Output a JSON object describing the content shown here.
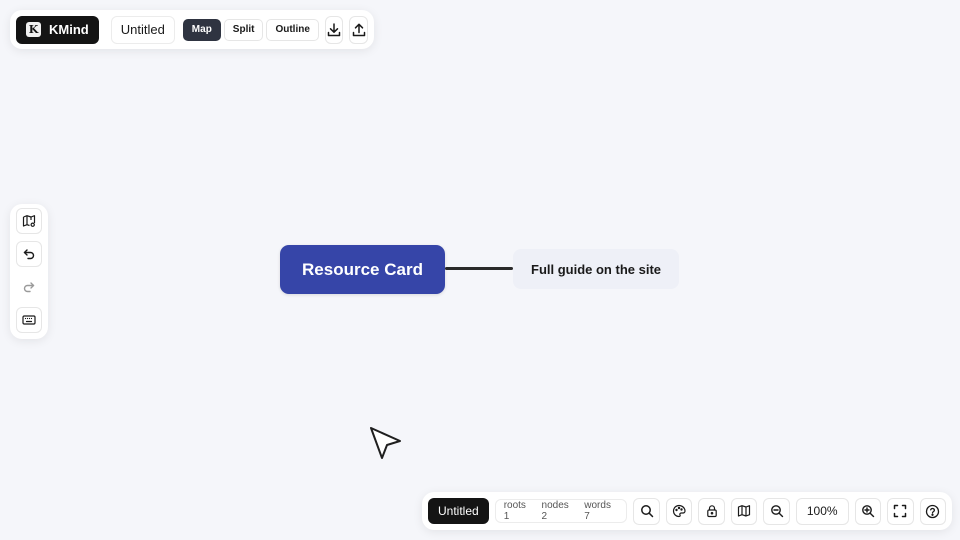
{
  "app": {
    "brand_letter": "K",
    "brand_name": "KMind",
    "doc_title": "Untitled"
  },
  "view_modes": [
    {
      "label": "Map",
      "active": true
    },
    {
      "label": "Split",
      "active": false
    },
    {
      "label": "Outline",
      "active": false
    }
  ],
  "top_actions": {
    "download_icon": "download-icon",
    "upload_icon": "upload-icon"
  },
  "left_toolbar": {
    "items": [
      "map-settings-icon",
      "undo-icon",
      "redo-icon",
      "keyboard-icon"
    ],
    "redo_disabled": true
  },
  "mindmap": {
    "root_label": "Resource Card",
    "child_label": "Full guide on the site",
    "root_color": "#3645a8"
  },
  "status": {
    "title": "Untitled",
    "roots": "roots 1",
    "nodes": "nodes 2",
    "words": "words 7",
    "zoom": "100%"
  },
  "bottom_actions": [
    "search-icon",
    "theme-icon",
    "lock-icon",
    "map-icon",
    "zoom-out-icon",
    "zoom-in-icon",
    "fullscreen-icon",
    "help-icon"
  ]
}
# # # # #
Required task —
Restate the whole listing above exactly, except for its images.

In response —
Output a JSON object describing the content shown here.
{
  "app": {
    "brand_letter": "K",
    "brand_name": "KMind",
    "doc_title": "Untitled"
  },
  "view_modes": [
    {
      "label": "Map",
      "active": true
    },
    {
      "label": "Split",
      "active": false
    },
    {
      "label": "Outline",
      "active": false
    }
  ],
  "top_actions": {
    "download_icon": "download-icon",
    "upload_icon": "upload-icon"
  },
  "left_toolbar": {
    "items": [
      "map-settings-icon",
      "undo-icon",
      "redo-icon",
      "keyboard-icon"
    ],
    "redo_disabled": true
  },
  "mindmap": {
    "root_label": "Resource Card",
    "child_label": "Full guide on the site",
    "root_color": "#3645a8"
  },
  "status": {
    "title": "Untitled",
    "roots": "roots 1",
    "nodes": "nodes 2",
    "words": "words 7",
    "zoom": "100%"
  },
  "bottom_actions": [
    "search-icon",
    "theme-icon",
    "lock-icon",
    "map-icon",
    "zoom-out-icon",
    "zoom-in-icon",
    "fullscreen-icon",
    "help-icon"
  ]
}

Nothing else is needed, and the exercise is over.